● **SET EXERCISE**
Return all lines in the material below that contain "page".

## Begin GIVEN DATA

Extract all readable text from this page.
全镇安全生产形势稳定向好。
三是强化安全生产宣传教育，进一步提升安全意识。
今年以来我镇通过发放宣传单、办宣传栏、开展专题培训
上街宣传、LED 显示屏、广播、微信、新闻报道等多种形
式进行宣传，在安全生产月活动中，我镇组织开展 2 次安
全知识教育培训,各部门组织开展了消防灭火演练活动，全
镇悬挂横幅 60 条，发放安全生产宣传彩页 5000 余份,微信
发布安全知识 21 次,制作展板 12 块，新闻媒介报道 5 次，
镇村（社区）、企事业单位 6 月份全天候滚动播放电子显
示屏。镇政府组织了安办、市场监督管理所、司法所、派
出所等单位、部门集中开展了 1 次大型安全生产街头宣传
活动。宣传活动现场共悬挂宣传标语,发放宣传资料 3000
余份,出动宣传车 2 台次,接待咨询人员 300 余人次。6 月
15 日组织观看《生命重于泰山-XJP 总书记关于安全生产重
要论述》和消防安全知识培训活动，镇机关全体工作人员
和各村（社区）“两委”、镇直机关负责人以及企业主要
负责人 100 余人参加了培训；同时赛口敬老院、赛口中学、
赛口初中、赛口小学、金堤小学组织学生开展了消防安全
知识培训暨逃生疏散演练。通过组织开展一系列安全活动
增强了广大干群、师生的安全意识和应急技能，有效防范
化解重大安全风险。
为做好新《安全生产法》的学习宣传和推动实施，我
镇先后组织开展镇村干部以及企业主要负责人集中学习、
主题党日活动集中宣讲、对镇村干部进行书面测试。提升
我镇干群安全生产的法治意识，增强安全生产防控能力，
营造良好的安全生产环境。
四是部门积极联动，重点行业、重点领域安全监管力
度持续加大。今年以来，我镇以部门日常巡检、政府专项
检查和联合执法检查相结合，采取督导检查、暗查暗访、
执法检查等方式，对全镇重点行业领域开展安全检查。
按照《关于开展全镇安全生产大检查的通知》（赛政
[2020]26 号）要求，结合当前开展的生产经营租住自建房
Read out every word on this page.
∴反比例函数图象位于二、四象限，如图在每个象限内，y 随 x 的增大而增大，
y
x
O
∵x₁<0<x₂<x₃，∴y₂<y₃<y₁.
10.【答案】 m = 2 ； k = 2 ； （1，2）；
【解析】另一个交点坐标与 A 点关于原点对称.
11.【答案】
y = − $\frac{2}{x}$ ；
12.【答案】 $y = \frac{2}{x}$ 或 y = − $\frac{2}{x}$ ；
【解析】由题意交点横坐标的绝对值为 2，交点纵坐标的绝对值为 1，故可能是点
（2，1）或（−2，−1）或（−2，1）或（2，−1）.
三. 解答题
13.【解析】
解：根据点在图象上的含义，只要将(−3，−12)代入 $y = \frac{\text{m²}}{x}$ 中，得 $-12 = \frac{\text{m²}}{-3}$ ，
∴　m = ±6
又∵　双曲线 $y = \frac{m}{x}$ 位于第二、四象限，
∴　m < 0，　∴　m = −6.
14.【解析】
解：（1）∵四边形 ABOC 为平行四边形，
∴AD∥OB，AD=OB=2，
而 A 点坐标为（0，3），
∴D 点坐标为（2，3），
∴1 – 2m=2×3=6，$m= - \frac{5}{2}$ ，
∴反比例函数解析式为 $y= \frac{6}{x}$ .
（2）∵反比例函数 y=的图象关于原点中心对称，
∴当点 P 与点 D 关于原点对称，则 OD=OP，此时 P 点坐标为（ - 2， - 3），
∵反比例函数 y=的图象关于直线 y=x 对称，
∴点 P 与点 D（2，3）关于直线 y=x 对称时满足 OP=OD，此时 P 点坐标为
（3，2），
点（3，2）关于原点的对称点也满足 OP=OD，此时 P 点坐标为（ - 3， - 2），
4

## End GIVEN DATA

● **EXERCISE RESULT**
Extract all readable text from this page.
Read out every word on this page.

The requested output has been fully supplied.